▶ [Exercise instructions] Locate each line of the material that contains "color", then return it.

▶ [Records for this exercise]
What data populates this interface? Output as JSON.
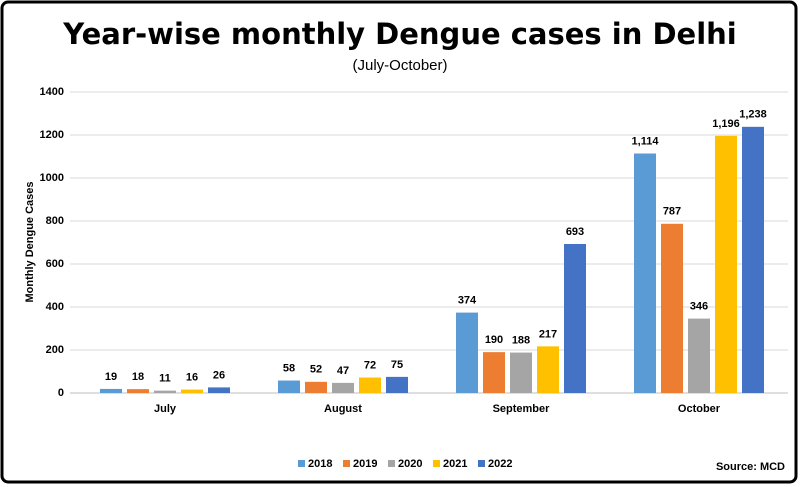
{
  "chart_data": {
    "type": "bar",
    "title": "Year-wise monthly Dengue cases in Delhi",
    "subtitle": "(July-October)",
    "y_label": "Monthly Dengue Cases",
    "annotation": "Source: MCD",
    "categories": [
      "July",
      "August",
      "September",
      "October"
    ],
    "series": [
      {
        "name": "2018",
        "color": "#5b9bd5",
        "values": [
          19,
          58,
          374,
          1114
        ],
        "value_labels": [
          "19",
          "58",
          "374",
          "1,114"
        ]
      },
      {
        "name": "2019",
        "color": "#ed7d31",
        "values": [
          18,
          52,
          190,
          787
        ]
      },
      {
        "name": "2020",
        "color": "#a5a5a5",
        "values": [
          11,
          47,
          188,
          346
        ]
      },
      {
        "name": "2021",
        "color": "#ffc000",
        "values": [
          16,
          72,
          217,
          1196
        ],
        "value_labels": [
          "16",
          "72",
          "217",
          "1,196"
        ]
      },
      {
        "name": "2022",
        "color": "#4472c4",
        "values": [
          26,
          75,
          693,
          1238
        ],
        "value_labels": [
          "26",
          "75",
          "693",
          "1,238"
        ]
      }
    ],
    "ylim": [
      0,
      1400
    ],
    "yticks": [
      0,
      200,
      400,
      600,
      800,
      1000,
      1200,
      1400
    ],
    "grid": true,
    "legend": "bottom"
  }
}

▶ [Output]
        "color": "#5b9bd5",
        "color": "#ed7d31",
        "color": "#a5a5a5",
        "color": "#ffc000",
        "color": "#4472c4",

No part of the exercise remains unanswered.